BEGIN DATA EXCERPTS
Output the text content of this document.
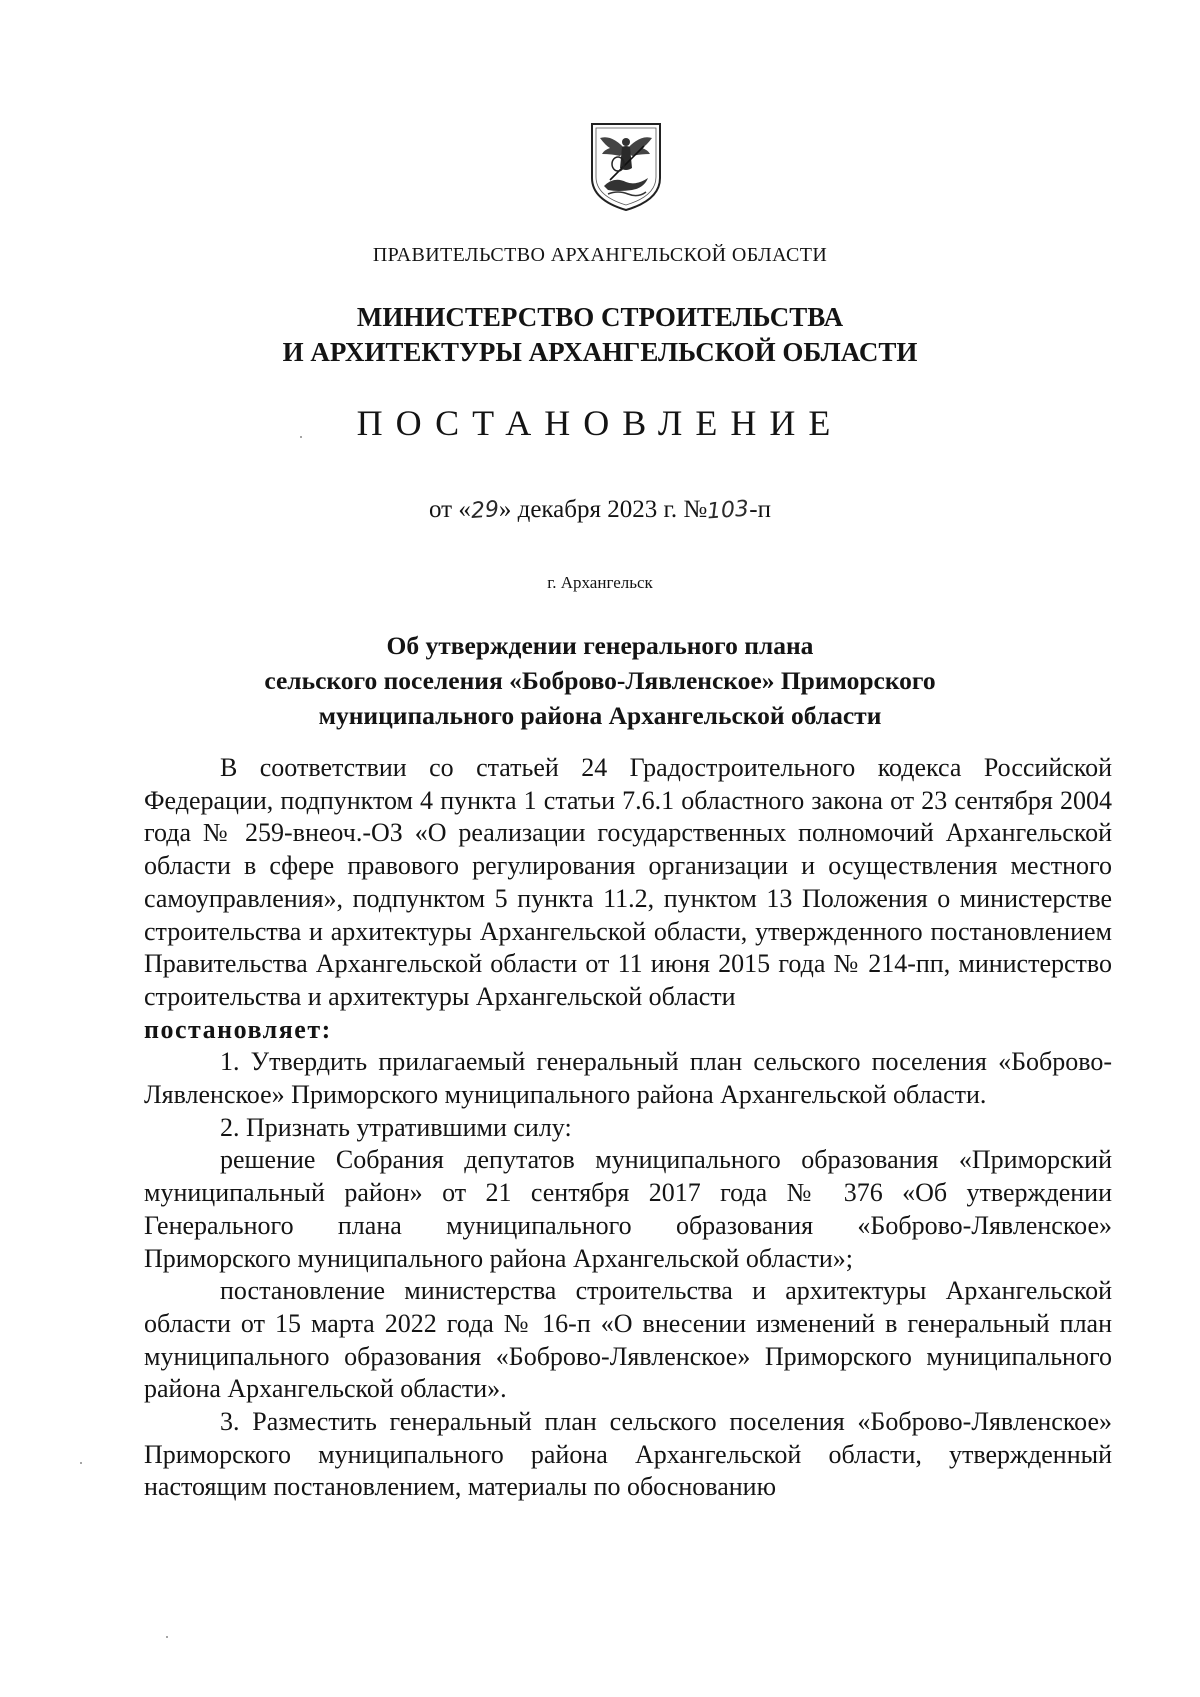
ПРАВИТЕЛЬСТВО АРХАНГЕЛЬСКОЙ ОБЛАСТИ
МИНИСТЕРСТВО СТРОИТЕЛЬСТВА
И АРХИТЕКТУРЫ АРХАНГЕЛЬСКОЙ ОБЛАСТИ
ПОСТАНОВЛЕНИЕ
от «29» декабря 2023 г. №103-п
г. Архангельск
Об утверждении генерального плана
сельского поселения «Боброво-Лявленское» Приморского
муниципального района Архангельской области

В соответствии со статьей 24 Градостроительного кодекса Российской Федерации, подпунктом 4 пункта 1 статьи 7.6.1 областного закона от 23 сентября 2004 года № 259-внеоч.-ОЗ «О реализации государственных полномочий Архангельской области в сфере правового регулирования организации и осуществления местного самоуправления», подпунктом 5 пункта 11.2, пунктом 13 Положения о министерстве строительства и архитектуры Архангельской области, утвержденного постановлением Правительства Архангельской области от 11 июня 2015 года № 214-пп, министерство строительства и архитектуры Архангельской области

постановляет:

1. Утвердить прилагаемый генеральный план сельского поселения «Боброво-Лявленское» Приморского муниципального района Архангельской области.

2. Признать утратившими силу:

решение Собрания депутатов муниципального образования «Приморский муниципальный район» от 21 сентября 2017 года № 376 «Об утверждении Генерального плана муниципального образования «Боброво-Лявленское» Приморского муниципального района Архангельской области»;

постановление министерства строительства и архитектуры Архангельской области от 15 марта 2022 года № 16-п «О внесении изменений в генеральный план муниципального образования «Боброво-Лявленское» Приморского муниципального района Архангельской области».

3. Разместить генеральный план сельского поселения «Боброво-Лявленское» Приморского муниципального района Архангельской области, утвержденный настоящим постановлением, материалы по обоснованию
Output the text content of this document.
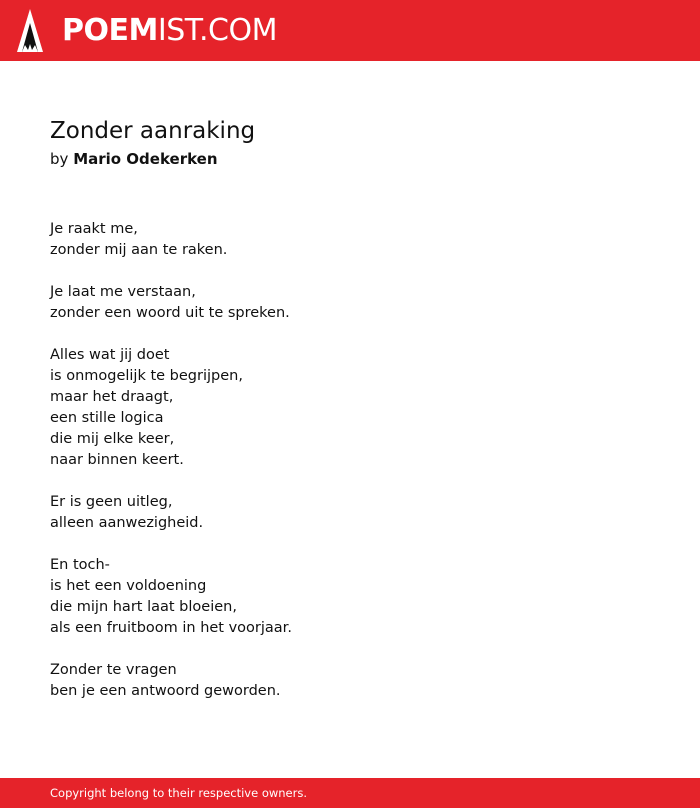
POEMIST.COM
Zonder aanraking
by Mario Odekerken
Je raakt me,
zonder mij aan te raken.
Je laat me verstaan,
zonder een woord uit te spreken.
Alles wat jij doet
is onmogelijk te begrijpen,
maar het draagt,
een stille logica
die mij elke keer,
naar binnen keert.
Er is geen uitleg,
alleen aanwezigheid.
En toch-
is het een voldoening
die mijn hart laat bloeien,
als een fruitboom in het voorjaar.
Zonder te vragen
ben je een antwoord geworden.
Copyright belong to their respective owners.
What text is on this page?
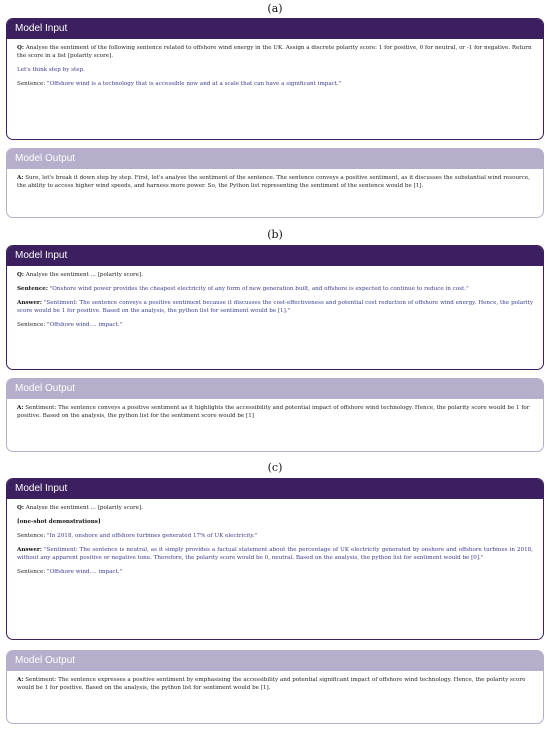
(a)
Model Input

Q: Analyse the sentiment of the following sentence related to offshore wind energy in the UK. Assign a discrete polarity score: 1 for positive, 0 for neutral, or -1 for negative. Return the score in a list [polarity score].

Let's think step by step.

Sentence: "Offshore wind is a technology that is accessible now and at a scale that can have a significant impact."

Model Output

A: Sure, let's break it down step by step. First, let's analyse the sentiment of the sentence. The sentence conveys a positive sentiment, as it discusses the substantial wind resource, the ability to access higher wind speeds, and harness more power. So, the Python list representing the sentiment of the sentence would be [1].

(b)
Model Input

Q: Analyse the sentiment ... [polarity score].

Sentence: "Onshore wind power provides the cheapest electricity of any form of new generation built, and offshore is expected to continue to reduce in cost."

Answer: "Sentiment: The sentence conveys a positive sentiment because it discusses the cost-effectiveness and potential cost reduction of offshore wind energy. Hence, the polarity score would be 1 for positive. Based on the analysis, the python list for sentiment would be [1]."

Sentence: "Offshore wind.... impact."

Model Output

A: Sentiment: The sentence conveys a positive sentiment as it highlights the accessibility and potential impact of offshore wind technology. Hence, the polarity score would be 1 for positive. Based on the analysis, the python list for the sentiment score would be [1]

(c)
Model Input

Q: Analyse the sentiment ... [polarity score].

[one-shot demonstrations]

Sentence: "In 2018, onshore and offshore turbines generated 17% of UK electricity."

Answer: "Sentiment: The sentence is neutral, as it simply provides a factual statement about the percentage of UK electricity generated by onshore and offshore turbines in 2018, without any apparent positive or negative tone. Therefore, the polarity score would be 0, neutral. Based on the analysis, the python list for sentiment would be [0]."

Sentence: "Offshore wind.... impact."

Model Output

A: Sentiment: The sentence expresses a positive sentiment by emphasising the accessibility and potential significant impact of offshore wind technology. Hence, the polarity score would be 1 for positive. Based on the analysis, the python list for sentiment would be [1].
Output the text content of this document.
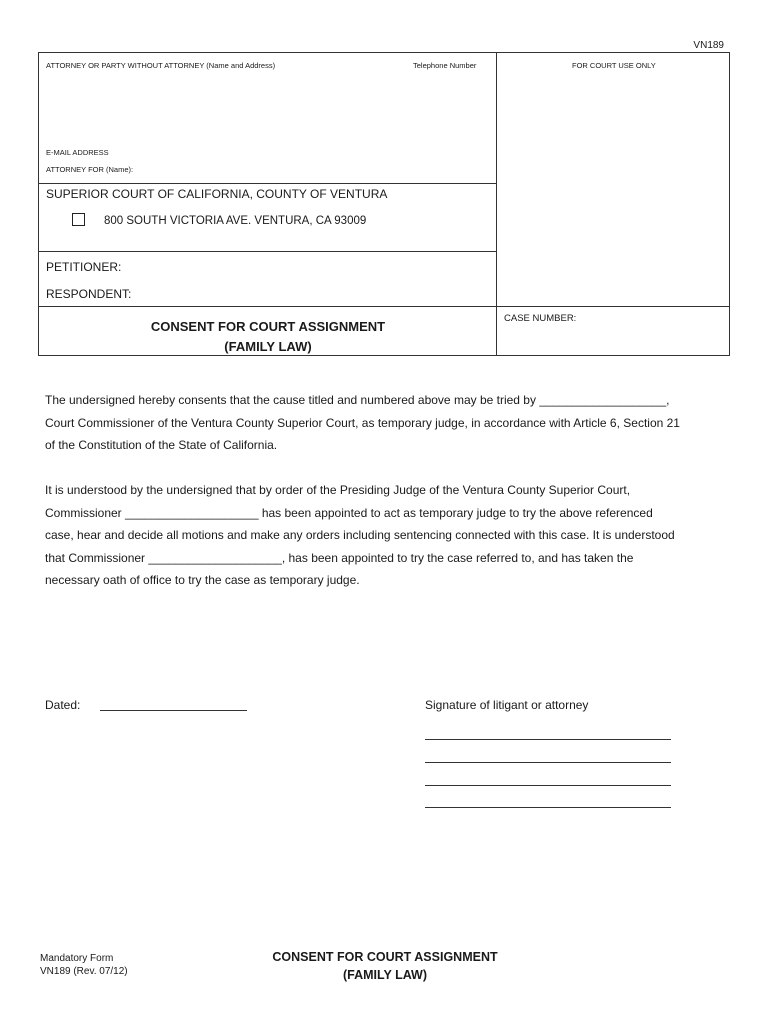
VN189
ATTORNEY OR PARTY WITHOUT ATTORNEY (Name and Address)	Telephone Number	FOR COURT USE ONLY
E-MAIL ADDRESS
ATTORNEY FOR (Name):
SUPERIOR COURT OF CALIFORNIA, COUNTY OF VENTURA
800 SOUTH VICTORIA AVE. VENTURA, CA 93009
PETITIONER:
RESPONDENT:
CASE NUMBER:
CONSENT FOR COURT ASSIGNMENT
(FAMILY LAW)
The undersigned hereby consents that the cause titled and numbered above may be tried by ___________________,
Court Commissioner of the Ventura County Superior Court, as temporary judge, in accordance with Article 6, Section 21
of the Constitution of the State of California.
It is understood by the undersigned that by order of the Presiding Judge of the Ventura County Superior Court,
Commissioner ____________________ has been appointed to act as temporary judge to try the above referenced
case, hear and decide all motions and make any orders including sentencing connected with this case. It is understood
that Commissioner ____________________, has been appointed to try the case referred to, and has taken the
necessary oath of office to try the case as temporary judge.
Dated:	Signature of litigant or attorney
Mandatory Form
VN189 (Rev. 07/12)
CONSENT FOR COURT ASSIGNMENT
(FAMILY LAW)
END DATA EXCERPTS
From the listing above, pick out every line containing "cost".

Sentence: "Onshore wind power provides the cheapest electricity of any form of new generation built, and offshore is expected to continue to reduce in cost."
Answer: "Sentiment: The sentence conveys a positive sentiment because it discusses the cost-effectiveness and potential cost reduction of offshore wind energy. Hence, the polarity score would be 1 for positive. Based on the analysis, the python list for sentiment would be [1]."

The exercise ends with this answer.